However, you can feel which direction slopes downward.

So you:

Take a step downhill.
Check again.
Take another step downhill.

Eventually:

You reach the lowest point.

Gradient Descent follows exactly the same idea.

Understanding the Cost Landscape

Suppose:

Cost depends on parameter values.

Graph:


Cost
 ^
 |
 |       *
 |     *   *
 |   *       *
 | *           *
 +-------------------->
      Parameter

Some parameter values produce high costs.

Others produce lower costs.

The goal is to reach the minimum point.

What is a Gradient?

A gradient measures:

How quickly the cost changes.

Mathematically:

Gradient is the derivative of the cost function.

If:

Gradient is positive

Move left.

If:

Gradient is negative

Move right.

The gradient tells us the direction of steepest increase.

Gradient Descent moves in the opposite direction.

Why Move Opposite to the Gradient?

The gradient points uphill.

We want to go downhill.

Therefore:


Gradient → Uphill

Gradient Descent → Downhill

The Core Idea

Repeat:

Calculate gradient
Move opposite to gradient
Recalculate cost
Repeat

Eventually:

Reach minimum cost.

Cost Function Reminder

For Linear Regression:

J(\theta)

DATASET CONTENT ->
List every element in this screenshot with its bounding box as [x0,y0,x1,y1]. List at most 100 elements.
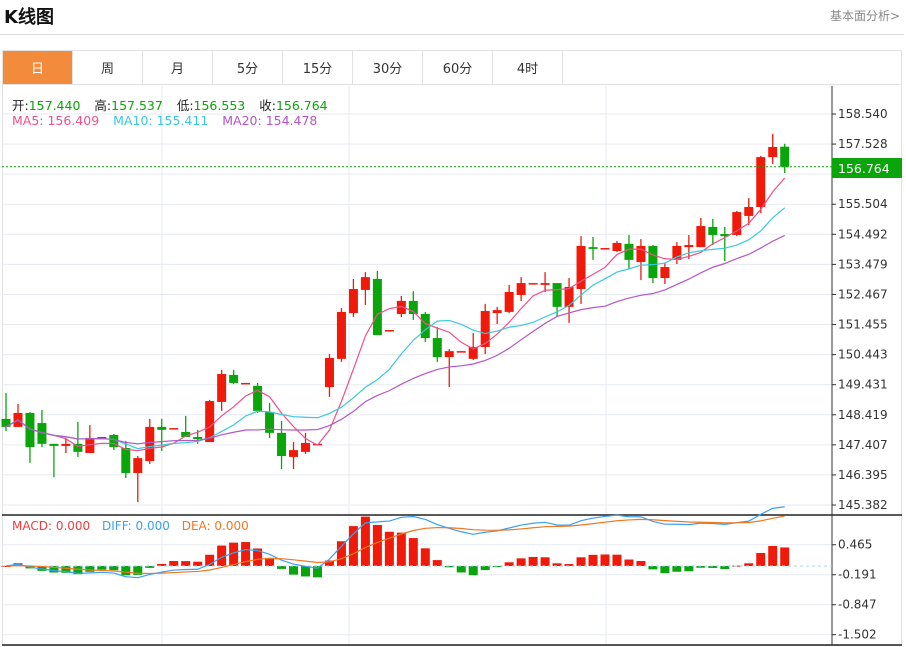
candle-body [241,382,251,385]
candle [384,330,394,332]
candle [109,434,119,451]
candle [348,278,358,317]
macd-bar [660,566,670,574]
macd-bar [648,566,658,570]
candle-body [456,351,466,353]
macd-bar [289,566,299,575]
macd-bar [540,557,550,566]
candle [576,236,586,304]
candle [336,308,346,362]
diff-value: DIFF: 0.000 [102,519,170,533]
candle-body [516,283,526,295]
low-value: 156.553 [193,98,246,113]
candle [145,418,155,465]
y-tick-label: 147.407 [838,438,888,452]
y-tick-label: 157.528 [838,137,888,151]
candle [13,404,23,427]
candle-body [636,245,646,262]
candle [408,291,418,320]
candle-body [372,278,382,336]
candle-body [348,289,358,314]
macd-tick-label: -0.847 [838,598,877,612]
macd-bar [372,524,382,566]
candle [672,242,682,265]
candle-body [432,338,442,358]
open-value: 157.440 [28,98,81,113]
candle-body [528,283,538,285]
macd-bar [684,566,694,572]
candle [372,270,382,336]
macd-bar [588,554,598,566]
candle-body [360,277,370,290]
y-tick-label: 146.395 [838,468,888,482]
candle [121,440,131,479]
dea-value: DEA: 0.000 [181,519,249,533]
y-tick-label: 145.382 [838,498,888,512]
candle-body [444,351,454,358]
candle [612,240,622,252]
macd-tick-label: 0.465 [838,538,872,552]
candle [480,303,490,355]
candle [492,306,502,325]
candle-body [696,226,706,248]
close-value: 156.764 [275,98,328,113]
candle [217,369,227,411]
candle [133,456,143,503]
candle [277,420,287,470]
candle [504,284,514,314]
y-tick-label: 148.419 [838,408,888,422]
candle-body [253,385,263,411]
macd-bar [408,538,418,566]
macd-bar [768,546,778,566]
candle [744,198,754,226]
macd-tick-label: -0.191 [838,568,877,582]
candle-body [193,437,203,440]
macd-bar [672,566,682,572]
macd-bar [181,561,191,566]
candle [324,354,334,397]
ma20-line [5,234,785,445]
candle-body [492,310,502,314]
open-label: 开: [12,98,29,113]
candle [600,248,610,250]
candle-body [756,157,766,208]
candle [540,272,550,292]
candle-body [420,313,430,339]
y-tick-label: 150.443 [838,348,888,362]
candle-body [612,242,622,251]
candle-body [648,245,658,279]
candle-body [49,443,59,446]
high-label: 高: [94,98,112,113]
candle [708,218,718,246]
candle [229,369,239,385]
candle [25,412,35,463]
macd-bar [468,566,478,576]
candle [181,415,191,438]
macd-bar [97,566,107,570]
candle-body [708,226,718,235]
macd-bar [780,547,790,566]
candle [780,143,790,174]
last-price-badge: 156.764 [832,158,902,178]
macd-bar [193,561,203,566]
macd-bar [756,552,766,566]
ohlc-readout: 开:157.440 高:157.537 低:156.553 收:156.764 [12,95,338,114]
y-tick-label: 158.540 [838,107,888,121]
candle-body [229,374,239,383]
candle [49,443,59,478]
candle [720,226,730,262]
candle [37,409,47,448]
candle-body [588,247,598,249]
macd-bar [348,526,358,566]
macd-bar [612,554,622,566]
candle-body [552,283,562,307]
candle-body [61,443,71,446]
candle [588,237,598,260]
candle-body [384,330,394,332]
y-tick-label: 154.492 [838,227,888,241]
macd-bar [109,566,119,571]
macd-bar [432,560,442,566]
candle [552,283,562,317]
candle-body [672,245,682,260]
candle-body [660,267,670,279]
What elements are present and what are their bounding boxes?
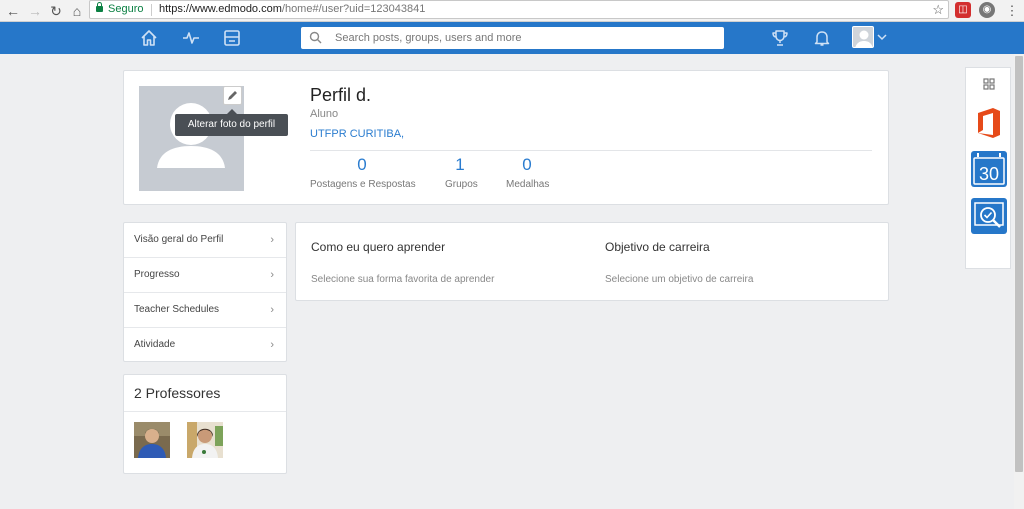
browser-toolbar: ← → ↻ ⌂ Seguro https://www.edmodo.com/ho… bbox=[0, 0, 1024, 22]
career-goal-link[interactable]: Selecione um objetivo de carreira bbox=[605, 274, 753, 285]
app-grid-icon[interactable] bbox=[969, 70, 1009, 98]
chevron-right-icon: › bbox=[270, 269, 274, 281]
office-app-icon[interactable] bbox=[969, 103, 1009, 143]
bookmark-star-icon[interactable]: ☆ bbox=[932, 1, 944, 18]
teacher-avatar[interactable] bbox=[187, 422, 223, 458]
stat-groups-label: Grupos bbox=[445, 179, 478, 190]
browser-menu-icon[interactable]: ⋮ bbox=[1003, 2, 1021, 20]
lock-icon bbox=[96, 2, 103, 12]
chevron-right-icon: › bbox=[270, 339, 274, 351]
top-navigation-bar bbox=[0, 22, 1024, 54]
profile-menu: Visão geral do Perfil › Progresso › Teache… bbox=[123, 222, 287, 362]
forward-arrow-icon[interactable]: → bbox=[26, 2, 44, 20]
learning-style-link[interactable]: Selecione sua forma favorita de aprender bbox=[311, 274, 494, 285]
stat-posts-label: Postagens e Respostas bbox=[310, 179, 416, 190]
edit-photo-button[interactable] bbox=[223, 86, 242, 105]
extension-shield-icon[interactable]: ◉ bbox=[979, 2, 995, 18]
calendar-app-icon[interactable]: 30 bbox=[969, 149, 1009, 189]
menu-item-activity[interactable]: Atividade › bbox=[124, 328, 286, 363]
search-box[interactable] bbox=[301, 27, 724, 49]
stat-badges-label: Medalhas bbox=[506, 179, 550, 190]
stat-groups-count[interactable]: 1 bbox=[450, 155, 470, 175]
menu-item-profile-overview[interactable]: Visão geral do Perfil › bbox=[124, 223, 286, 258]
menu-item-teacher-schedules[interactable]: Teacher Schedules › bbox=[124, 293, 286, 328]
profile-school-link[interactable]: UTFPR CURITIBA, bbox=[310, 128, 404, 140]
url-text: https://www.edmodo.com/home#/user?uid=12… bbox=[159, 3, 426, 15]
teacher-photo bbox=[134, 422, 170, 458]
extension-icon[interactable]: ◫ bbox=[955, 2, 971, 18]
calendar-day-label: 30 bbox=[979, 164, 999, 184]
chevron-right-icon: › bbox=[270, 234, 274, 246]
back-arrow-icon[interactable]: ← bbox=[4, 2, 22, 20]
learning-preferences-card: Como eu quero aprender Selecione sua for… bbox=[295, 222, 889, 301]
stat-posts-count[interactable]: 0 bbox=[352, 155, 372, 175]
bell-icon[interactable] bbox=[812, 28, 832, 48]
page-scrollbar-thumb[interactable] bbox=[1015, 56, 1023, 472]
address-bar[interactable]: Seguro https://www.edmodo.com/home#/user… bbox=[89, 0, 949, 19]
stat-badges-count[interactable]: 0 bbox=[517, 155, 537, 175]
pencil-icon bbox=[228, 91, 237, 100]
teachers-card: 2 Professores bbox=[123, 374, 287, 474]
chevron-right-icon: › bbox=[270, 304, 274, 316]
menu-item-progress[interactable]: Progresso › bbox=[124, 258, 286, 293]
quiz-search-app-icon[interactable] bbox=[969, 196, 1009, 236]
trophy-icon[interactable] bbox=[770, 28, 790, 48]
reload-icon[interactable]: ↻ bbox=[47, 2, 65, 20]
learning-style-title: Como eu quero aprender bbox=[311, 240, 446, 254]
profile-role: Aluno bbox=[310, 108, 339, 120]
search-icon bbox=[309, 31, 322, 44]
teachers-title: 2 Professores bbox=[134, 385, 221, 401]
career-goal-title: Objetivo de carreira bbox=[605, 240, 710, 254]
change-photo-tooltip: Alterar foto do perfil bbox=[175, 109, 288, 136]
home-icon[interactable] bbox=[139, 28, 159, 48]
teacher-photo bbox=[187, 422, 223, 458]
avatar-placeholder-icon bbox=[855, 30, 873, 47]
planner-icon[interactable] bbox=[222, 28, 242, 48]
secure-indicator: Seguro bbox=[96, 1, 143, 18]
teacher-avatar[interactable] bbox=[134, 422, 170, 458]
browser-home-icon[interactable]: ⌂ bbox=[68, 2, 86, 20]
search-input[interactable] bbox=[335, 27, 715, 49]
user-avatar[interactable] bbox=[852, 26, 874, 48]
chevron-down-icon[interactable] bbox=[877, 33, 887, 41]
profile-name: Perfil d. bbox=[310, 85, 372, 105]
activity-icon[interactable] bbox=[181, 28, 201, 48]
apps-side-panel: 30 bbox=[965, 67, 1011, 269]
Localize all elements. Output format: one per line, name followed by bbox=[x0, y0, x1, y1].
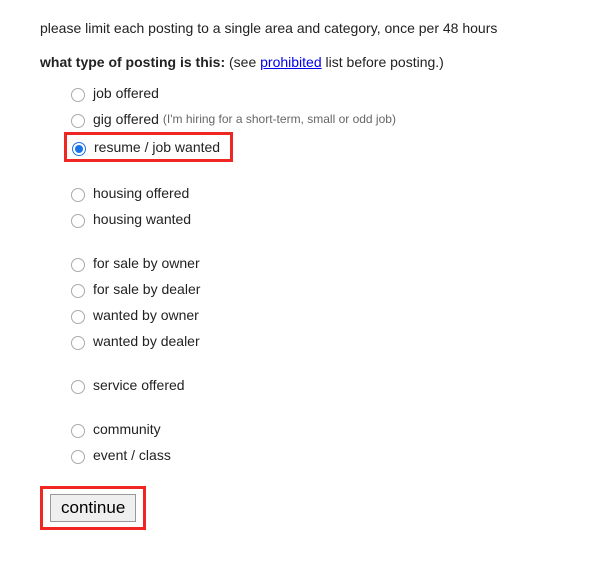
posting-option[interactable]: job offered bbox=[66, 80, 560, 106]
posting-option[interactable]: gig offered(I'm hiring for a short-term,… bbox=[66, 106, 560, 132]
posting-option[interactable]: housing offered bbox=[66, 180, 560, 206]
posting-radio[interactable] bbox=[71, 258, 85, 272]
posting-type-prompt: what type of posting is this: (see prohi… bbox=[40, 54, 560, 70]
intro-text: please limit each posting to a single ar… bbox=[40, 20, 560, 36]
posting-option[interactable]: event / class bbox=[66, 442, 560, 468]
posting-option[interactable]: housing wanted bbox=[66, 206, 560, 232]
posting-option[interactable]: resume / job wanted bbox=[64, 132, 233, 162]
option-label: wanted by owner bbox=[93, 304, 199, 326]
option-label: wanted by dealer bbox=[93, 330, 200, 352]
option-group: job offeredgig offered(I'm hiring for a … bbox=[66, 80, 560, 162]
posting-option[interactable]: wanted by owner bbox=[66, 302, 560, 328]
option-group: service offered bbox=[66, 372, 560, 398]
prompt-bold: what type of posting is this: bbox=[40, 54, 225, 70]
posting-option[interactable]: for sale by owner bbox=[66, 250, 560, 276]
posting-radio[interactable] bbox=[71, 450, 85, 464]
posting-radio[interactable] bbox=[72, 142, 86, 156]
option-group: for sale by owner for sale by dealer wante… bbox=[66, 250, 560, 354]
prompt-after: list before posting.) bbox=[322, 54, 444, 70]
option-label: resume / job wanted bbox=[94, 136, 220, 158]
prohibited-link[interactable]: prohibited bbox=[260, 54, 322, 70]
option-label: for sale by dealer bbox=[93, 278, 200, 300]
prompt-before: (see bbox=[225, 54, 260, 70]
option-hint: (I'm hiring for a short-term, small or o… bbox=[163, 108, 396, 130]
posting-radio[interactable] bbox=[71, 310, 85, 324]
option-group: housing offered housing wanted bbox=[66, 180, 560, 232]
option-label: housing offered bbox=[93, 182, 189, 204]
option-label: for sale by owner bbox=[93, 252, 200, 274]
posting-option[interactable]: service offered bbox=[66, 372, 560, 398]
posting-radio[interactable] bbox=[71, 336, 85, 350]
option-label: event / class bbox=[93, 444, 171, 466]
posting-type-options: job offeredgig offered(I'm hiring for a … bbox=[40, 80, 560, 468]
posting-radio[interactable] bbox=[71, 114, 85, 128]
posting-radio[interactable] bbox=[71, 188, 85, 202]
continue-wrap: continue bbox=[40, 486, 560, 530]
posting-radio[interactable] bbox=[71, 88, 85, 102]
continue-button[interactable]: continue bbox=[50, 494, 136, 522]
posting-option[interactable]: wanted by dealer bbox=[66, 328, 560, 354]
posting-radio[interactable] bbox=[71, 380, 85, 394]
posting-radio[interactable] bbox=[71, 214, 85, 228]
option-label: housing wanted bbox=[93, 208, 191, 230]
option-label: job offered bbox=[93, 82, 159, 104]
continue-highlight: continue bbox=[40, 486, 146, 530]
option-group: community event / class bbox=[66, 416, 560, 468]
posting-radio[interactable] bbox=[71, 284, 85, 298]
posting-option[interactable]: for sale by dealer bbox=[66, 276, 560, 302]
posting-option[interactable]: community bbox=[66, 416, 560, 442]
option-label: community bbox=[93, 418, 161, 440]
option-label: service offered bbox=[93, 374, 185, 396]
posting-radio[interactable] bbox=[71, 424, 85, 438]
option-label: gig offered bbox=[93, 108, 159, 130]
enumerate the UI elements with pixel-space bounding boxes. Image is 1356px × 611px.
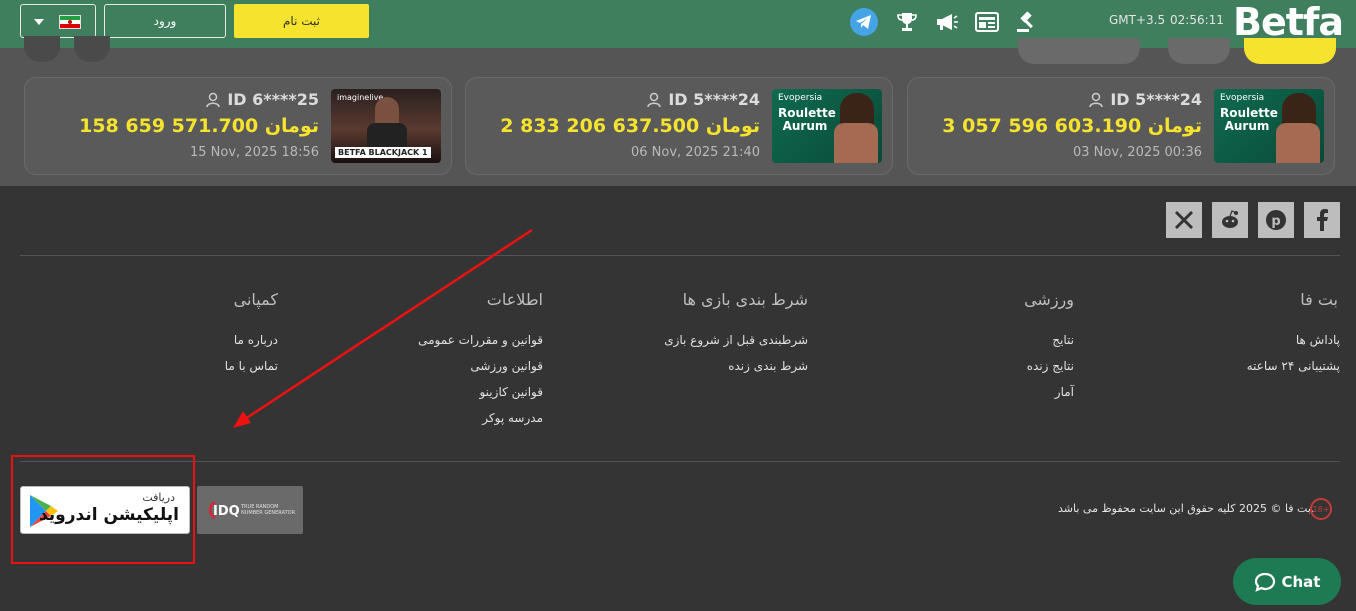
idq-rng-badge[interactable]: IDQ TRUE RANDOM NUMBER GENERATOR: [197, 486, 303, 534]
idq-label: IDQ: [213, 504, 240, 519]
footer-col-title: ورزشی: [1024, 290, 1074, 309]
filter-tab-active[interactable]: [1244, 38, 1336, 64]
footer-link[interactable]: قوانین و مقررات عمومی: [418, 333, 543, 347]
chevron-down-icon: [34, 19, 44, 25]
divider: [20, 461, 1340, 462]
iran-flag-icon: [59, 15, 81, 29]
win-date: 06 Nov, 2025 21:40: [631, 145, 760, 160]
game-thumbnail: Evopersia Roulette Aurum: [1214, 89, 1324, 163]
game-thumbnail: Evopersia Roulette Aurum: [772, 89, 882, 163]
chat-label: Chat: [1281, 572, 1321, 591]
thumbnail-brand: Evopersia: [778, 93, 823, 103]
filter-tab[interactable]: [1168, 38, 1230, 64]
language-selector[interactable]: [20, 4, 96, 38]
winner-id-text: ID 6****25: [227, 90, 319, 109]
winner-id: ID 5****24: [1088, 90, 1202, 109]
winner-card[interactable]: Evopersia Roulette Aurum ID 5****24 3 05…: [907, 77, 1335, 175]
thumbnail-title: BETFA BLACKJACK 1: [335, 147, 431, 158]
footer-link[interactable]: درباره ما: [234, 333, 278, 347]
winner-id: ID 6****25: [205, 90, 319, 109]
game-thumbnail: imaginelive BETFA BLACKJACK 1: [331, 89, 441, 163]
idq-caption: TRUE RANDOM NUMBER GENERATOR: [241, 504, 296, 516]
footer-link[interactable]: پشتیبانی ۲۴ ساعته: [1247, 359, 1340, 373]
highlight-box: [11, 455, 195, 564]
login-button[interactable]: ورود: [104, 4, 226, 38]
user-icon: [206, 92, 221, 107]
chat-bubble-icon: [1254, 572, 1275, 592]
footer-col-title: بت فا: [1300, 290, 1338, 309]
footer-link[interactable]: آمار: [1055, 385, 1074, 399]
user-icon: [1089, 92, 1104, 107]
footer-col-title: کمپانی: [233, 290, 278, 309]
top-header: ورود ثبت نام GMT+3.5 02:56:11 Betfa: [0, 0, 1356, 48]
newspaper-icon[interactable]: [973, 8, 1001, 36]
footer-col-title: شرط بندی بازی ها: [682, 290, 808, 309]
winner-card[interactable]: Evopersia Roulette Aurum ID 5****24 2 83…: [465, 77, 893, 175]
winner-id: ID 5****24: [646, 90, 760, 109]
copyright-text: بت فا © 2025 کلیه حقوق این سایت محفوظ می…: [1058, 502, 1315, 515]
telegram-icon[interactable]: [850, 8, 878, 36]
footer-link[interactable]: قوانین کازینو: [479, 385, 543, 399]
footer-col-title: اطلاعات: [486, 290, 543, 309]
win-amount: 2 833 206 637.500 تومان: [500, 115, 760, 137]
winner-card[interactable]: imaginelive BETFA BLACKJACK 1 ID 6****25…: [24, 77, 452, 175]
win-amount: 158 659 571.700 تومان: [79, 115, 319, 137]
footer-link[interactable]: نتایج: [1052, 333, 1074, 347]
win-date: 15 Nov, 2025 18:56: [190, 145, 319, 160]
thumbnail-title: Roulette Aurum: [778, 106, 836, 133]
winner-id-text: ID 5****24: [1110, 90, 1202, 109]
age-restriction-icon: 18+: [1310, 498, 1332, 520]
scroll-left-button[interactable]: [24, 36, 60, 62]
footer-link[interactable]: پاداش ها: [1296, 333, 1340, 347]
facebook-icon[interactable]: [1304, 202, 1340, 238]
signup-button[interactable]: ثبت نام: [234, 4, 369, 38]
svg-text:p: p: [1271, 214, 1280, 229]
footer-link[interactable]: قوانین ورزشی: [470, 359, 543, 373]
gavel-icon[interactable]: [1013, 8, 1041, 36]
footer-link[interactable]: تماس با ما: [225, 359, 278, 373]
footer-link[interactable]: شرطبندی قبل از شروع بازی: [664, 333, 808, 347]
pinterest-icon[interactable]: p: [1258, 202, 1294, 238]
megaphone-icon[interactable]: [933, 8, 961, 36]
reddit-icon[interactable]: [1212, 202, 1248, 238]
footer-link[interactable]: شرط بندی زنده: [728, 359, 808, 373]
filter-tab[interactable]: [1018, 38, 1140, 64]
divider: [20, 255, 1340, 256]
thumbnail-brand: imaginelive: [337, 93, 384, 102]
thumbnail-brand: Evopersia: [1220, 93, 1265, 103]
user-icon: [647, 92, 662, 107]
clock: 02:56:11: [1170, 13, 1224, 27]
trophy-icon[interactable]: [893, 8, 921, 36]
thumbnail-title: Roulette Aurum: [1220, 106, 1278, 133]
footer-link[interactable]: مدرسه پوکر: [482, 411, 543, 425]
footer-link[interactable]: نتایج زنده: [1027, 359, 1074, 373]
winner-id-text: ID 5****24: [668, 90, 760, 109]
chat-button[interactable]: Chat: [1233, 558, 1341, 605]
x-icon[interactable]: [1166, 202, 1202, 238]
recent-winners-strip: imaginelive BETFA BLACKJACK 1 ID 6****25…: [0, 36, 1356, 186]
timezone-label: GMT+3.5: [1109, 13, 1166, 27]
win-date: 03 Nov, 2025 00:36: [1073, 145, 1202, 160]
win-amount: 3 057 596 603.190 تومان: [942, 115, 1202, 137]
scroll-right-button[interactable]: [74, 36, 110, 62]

TASK TO COMPLETE ->
Please answer these questions from the gradient descent text:
1. What is a gradient, mathematically?
2. Which way should you move when the gradient is negative?
3. Which direction does the gradient point?
The lines are separate material and are not part of the text.

REPLY ->
1. The derivative of the cost function.
2. Right.
3. Uphill.